(Saved entries)
-------------------------
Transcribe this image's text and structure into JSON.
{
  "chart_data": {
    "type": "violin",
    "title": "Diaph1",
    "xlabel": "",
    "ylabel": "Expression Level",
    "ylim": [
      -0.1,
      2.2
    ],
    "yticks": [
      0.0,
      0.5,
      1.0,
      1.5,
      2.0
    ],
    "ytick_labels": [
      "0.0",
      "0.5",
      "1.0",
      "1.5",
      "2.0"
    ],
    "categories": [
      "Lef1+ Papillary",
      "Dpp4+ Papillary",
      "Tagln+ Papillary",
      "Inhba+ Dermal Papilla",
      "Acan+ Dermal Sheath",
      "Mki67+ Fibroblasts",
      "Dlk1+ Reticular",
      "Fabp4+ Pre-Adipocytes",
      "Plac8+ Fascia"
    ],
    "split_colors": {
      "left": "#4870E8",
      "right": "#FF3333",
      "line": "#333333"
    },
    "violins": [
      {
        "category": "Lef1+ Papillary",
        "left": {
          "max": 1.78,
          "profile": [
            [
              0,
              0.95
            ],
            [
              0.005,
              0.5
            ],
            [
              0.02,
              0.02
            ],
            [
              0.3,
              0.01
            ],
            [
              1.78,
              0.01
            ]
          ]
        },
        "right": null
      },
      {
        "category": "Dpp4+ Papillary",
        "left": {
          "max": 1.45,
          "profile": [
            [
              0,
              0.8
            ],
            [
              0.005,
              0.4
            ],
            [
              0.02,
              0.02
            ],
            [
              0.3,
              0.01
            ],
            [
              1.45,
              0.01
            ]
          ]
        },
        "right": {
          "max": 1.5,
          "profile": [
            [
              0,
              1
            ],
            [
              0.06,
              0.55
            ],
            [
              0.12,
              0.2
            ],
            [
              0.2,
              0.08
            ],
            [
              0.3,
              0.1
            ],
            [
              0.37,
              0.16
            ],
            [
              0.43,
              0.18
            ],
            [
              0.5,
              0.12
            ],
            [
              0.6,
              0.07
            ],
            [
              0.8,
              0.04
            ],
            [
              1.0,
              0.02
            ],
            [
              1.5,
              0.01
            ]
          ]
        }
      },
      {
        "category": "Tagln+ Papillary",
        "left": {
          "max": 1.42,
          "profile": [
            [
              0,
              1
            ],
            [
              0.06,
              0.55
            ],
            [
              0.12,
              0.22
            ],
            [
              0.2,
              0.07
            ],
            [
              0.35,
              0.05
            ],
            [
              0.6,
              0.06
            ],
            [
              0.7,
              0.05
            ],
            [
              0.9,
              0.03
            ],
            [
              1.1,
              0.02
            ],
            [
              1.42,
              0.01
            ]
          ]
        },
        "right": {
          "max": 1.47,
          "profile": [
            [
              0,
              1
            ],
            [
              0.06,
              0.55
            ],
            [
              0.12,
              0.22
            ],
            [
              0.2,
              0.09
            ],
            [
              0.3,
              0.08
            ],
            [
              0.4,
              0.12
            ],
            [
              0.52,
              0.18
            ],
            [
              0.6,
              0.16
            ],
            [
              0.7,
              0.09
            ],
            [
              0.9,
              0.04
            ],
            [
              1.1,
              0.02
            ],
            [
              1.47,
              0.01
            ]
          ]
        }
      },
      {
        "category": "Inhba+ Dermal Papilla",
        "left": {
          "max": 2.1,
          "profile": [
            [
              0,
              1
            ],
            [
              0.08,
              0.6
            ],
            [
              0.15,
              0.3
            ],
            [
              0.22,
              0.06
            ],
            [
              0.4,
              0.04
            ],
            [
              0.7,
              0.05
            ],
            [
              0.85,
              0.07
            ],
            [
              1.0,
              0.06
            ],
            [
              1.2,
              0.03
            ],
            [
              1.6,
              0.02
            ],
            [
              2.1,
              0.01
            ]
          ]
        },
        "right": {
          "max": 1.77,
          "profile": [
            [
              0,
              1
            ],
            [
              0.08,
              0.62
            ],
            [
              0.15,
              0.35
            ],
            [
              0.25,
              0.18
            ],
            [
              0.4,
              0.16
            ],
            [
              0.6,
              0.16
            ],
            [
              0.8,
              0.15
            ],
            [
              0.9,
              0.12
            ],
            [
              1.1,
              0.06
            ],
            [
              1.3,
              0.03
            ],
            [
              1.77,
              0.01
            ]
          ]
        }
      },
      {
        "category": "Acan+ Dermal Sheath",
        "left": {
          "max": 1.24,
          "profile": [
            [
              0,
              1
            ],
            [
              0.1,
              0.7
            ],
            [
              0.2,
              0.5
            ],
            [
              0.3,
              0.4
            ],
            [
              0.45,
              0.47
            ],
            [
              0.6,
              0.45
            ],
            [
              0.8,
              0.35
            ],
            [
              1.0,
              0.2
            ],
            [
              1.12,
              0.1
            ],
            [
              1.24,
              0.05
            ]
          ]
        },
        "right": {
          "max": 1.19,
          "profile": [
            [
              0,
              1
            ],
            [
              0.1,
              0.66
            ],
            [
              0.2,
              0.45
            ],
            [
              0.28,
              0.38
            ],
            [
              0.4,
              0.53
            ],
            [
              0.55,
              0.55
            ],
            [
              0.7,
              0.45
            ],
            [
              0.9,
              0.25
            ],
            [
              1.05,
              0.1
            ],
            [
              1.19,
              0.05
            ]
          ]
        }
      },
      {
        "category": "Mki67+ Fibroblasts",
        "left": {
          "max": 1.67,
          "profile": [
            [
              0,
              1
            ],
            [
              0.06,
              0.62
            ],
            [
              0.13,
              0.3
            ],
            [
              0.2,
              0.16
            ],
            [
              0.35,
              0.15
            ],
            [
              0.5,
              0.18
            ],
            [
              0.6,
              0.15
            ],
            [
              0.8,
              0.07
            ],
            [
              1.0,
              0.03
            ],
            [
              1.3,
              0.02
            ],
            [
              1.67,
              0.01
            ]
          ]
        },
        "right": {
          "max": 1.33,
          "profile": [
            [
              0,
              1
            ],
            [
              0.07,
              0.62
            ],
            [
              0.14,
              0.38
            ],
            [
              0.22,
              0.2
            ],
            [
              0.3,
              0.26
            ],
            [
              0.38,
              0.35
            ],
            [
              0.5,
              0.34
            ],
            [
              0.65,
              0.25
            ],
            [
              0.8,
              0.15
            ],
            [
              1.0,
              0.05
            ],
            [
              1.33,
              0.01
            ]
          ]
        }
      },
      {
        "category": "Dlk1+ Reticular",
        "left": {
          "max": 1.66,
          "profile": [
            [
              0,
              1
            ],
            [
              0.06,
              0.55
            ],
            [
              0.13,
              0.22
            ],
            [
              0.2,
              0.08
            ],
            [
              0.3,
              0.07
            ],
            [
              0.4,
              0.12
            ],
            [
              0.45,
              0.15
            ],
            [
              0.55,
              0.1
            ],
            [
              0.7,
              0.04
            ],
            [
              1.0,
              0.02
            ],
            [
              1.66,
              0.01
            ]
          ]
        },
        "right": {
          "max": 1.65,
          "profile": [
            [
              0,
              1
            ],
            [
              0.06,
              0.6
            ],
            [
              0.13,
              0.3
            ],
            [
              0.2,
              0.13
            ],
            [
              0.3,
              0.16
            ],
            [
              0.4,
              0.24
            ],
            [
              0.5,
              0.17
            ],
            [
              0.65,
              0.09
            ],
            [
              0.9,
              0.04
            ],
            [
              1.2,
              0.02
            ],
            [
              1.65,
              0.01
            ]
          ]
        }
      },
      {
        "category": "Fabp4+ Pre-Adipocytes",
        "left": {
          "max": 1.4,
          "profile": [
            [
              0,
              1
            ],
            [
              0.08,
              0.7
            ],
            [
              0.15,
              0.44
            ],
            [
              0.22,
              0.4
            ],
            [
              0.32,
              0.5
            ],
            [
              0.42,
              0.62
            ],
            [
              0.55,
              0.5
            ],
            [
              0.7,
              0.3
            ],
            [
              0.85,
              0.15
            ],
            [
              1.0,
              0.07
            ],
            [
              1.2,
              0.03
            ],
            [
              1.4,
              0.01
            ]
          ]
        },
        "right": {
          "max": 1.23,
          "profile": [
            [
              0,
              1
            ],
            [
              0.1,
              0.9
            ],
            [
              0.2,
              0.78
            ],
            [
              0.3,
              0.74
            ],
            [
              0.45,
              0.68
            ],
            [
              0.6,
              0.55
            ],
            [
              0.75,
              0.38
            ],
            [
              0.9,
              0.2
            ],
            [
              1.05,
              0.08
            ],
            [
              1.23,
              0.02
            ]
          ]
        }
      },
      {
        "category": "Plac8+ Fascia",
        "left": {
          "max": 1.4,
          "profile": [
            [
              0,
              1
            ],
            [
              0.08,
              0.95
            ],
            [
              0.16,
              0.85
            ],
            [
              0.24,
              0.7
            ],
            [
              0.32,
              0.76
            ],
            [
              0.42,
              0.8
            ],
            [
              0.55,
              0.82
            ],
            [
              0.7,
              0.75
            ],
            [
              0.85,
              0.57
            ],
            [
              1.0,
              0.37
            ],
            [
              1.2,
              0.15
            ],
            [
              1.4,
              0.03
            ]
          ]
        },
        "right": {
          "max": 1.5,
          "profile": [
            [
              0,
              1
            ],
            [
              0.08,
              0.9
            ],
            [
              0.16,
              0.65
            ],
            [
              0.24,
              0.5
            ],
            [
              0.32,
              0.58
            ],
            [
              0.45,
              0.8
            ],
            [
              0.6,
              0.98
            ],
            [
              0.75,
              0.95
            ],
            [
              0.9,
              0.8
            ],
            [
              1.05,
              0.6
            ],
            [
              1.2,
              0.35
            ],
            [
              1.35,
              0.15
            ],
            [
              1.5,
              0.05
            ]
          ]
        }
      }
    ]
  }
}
-------------------------
- **What needs to be done**
Find each line holding the string "Acan" and copy it out.

- **Final result**
      "Acan+ Dermal Sheath",
        "category": "Acan+ Dermal Sheath",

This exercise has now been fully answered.